● Objective
All material below is to be reproduced exactly.

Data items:
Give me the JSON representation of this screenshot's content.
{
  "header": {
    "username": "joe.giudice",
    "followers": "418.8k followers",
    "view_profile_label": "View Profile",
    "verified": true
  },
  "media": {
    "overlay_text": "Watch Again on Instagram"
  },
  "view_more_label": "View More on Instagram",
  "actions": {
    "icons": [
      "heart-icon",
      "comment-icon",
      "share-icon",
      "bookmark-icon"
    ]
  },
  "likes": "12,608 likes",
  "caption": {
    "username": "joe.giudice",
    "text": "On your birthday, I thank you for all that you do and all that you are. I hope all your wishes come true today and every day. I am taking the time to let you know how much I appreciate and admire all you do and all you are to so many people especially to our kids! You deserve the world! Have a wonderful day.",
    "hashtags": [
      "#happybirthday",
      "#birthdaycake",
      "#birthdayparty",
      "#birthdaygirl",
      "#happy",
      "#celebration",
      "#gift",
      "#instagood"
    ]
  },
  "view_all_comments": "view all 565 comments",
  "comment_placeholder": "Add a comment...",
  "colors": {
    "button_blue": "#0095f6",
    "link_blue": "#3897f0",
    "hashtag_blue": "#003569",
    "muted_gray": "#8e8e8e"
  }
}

● Output of the task
Give me the JSON representation of this screenshot's content.
{
  "header": {
    "username": "joe.giudice",
    "followers": "418.8k followers",
    "view_profile_label": "View Profile",
    "verified": true
  },
  "media": {
    "overlay_text": "Watch Again on Instagram"
  },
  "view_more_label": "View More on Instagram",
  "actions": {
    "icons": [
      "heart-icon",
      "comment-icon",
      "share-icon",
      "bookmark-icon"
    ]
  },
  "likes": "12,608 likes",
  "caption": {
    "username": "joe.giudice",
    "text": "On your birthday, I thank you for all that you do and all that you are. I hope all your wishes come true today and every day. I am taking the time to let you know how much I appreciate and admire all you do and all you are to so many people especially to our kids! You deserve the world! Have a wonderful day.",
    "hashtags": [
      "#happybirthday",
      "#birthdaycake",
      "#birthdayparty",
      "#birthdaygirl",
      "#happy",
      "#celebration",
      "#gift",
      "#instagood"
    ]
  },
  "view_all_comments": "view all 565 comments",
  "comment_placeholder": "Add a comment...",
  "colors": {
    "button_blue": "#0095f6",
    "link_blue": "#3897f0",
    "hashtag_blue": "#003569",
    "muted_gray": "#8e8e8e"
  }
}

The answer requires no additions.